Dataset records:
▼
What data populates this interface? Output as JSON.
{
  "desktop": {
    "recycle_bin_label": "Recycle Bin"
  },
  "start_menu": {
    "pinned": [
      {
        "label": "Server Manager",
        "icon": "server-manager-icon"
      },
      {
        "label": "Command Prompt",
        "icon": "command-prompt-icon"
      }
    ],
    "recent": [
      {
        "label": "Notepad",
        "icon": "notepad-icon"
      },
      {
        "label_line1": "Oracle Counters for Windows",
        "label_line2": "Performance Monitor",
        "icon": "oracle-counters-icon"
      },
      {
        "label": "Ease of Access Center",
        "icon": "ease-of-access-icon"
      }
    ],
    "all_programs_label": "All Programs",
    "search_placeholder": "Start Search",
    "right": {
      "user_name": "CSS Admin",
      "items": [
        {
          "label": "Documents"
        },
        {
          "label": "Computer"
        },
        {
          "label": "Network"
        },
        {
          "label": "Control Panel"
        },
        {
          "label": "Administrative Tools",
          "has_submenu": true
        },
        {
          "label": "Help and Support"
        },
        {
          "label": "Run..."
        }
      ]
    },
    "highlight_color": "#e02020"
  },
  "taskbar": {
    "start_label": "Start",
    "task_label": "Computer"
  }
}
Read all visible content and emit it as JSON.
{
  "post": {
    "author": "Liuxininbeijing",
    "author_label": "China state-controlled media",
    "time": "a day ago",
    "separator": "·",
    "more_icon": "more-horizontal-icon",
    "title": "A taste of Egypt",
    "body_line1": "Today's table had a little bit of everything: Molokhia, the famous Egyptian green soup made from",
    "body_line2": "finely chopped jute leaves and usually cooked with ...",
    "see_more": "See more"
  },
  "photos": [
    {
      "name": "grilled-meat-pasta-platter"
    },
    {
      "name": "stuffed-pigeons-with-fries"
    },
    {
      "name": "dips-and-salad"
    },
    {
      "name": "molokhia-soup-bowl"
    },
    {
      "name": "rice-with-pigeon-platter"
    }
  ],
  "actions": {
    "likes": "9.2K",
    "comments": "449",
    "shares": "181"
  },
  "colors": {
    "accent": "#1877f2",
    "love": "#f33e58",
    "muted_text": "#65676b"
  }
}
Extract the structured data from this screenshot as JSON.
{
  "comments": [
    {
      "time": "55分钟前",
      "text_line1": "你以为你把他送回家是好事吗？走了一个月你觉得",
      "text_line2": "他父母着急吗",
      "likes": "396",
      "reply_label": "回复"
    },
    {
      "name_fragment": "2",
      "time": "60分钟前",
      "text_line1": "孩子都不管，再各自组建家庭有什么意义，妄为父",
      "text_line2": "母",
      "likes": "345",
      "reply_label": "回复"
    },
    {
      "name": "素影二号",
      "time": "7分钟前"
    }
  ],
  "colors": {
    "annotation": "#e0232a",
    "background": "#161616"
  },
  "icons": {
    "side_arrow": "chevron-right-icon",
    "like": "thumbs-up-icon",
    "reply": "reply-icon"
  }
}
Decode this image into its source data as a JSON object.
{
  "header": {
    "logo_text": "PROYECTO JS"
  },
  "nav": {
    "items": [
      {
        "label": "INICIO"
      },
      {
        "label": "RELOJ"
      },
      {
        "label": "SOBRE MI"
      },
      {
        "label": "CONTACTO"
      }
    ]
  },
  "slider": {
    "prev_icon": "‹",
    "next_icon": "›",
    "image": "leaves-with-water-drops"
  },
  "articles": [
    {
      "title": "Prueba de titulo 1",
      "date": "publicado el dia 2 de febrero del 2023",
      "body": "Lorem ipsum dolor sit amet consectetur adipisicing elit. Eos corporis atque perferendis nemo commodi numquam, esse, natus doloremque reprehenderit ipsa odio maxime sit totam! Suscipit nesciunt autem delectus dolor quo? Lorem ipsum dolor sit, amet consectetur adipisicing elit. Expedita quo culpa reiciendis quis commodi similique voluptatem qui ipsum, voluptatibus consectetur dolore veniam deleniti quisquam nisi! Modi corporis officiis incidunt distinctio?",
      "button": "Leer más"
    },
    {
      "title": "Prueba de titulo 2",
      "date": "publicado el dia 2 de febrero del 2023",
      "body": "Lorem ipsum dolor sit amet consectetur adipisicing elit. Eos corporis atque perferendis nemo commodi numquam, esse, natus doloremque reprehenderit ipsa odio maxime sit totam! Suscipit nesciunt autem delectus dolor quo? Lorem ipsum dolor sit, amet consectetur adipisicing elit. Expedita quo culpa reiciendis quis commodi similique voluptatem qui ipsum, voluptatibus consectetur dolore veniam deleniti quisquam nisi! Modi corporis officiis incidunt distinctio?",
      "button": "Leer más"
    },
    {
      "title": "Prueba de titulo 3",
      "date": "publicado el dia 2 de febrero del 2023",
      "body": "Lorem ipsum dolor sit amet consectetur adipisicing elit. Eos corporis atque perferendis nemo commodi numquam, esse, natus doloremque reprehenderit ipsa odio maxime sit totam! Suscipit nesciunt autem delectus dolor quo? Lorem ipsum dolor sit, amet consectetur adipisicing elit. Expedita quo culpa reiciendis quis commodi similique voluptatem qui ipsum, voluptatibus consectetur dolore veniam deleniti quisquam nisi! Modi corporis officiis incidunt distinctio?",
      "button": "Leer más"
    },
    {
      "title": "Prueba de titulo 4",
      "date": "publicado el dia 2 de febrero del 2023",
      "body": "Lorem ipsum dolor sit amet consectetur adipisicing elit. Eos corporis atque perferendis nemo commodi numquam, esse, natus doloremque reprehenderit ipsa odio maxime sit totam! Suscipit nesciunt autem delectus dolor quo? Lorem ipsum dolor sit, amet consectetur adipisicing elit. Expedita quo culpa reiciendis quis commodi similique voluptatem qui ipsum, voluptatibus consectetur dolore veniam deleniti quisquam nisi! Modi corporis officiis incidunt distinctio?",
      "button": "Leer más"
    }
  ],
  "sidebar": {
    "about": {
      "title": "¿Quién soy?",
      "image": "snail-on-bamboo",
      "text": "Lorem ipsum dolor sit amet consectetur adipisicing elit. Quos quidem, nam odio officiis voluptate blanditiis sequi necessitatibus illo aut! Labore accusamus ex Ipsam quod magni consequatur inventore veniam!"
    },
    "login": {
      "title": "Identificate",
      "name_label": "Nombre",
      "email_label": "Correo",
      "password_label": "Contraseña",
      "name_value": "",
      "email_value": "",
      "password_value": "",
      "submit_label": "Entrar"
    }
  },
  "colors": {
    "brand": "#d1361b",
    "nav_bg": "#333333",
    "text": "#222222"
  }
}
▲
WHAT YOU SHOULD DO.
Retype the listing above in full, with no alterations.

TASK OUTPUT.
What data populates this interface? Output as JSON.
{
  "desktop": {
    "recycle_bin_label": "Recycle Bin"
  },
  "start_menu": {
    "pinned": [
      {
        "label": "Server Manager",
        "icon": "server-manager-icon"
      },
      {
        "label": "Command Prompt",
        "icon": "command-prompt-icon"
      }
    ],
    "recent": [
      {
        "label": "Notepad",
        "icon": "notepad-icon"
      },
      {
        "label_line1": "Oracle Counters for Windows",
        "label_line2": "Performance Monitor",
        "icon": "oracle-counters-icon"
      },
      {
        "label": "Ease of Access Center",
        "icon": "ease-of-access-icon"
      }
    ],
    "all_programs_label": "All Programs",
    "search_placeholder": "Start Search",
    "right": {
      "user_name": "CSS Admin",
      "items": [
        {
          "label": "Documents"
        },
        {
          "label": "Computer"
        },
        {
          "label": "Network"
        },
        {
          "label": "Control Panel"
        },
        {
          "label": "Administrative Tools",
          "has_submenu": true
        },
        {
          "label": "Help and Support"
        },
        {
          "label": "Run..."
        }
      ]
    },
    "highlight_color": "#e02020"
  },
  "taskbar": {
    "start_label": "Start",
    "task_label": "Computer"
  }
}
Read all visible content and emit it as JSON.
{
  "post": {
    "author": "Liuxininbeijing",
    "author_label": "China state-controlled media",
    "time": "a day ago",
    "separator": "·",
    "more_icon": "more-horizontal-icon",
    "title": "A taste of Egypt",
    "body_line1": "Today's table had a little bit of everything: Molokhia, the famous Egyptian green soup made from",
    "body_line2": "finely chopped jute leaves and usually cooked with ...",
    "see_more": "See more"
  },
  "photos": [
    {
      "name": "grilled-meat-pasta-platter"
    },
    {
      "name": "stuffed-pigeons-with-fries"
    },
    {
      "name": "dips-and-salad"
    },
    {
      "name": "molokhia-soup-bowl"
    },
    {
      "name": "rice-with-pigeon-platter"
    }
  ],
  "actions": {
    "likes": "9.2K",
    "comments": "449",
    "shares": "181"
  },
  "colors": {
    "accent": "#1877f2",
    "love": "#f33e58",
    "muted_text": "#65676b"
  }
}
Extract the structured data from this screenshot as JSON.
{
  "comments": [
    {
      "time": "55分钟前",
      "text_line1": "你以为你把他送回家是好事吗？走了一个月你觉得",
      "text_line2": "他父母着急吗",
      "likes": "396",
      "reply_label": "回复"
    },
    {
      "name_fragment": "2",
      "time": "60分钟前",
      "text_line1": "孩子都不管，再各自组建家庭有什么意义，妄为父",
      "text_line2": "母",
      "likes": "345",
      "reply_label": "回复"
    },
    {
      "name": "素影二号",
      "time": "7分钟前"
    }
  ],
  "colors": {
    "annotation": "#e0232a",
    "background": "#161616"
  },
  "icons": {
    "side_arrow": "chevron-right-icon",
    "like": "thumbs-up-icon",
    "reply": "reply-icon"
  }
}
Decode this image into its source data as a JSON object.
{
  "header": {
    "logo_text": "PROYECTO JS"
  },
  "nav": {
    "items": [
      {
        "label": "INICIO"
      },
      {
        "label": "RELOJ"
      },
      {
        "label": "SOBRE MI"
      },
      {
        "label": "CONTACTO"
      }
    ]
  },
  "slider": {
    "prev_icon": "‹",
    "next_icon": "›",
    "image": "leaves-with-water-drops"
  },
  "articles": [
    {
      "title": "Prueba de titulo 1",
      "date": "publicado el dia 2 de febrero del 2023",
      "body": "Lorem ipsum dolor sit amet consectetur adipisicing elit. Eos corporis atque perferendis nemo commodi numquam, esse, natus doloremque reprehenderit ipsa odio maxime sit totam! Suscipit nesciunt autem delectus dolor quo? Lorem ipsum dolor sit, amet consectetur adipisicing elit. Expedita quo culpa reiciendis quis commodi similique voluptatem qui ipsum, voluptatibus consectetur dolore veniam deleniti quisquam nisi! Modi corporis officiis incidunt distinctio?",
      "button": "Leer más"
    },
    {
      "title": "Prueba de titulo 2",
      "date": "publicado el dia 2 de febrero del 2023",
      "body": "Lorem ipsum dolor sit amet consectetur adipisicing elit. Eos corporis atque perferendis nemo commodi numquam, esse, natus doloremque reprehenderit ipsa odio maxime sit totam! Suscipit nesciunt autem delectus dolor quo? Lorem ipsum dolor sit, amet consectetur adipisicing elit. Expedita quo culpa reiciendis quis commodi similique voluptatem qui ipsum, voluptatibus consectetur dolore veniam deleniti quisquam nisi! Modi corporis officiis incidunt distinctio?",
      "button": "Leer más"
    },
    {
      "title": "Prueba de titulo 3",
      "date": "publicado el dia 2 de febrero del 2023",
      "body": "Lorem ipsum dolor sit amet consectetur adipisicing elit. Eos corporis atque perferendis nemo commodi numquam, esse, natus doloremque reprehenderit ipsa odio maxime sit totam! Suscipit nesciunt autem delectus dolor quo? Lorem ipsum dolor sit, amet consectetur adipisicing elit. Expedita quo culpa reiciendis quis commodi similique voluptatem qui ipsum, voluptatibus consectetur dolore veniam deleniti quisquam nisi! Modi corporis officiis incidunt distinctio?",
      "button": "Leer más"
    },
    {
      "title": "Prueba de titulo 4",
      "date": "publicado el dia 2 de febrero del 2023",
      "body": "Lorem ipsum dolor sit amet consectetur adipisicing elit. Eos corporis atque perferendis nemo commodi numquam, esse, natus doloremque reprehenderit ipsa odio maxime sit totam! Suscipit nesciunt autem delectus dolor quo? Lorem ipsum dolor sit, amet consectetur adipisicing elit. Expedita quo culpa reiciendis quis commodi similique voluptatem qui ipsum, voluptatibus consectetur dolore veniam deleniti quisquam nisi! Modi corporis officiis incidunt distinctio?",
      "button": "Leer más"
    }
  ],
  "sidebar": {
    "about": {
      "title": "¿Quién soy?",
      "image": "snail-on-bamboo",
      "text": "Lorem ipsum dolor sit amet consectetur adipisicing elit. Quos quidem, nam odio officiis voluptate blanditiis sequi necessitatibus illo aut! Labore accusamus ex Ipsam quod magni consequatur inventore veniam!"
    },
    "login": {
      "title": "Identificate",
      "name_label": "Nombre",
      "email_label": "Correo",
      "password_label": "Contraseña",
      "name_value": "",
      "email_value": "",
      "password_value": "",
      "submit_label": "Entrar"
    }
  },
  "colors": {
    "brand": "#d1361b",
    "nav_bg": "#333333",
    "text": "#222222"
  }
}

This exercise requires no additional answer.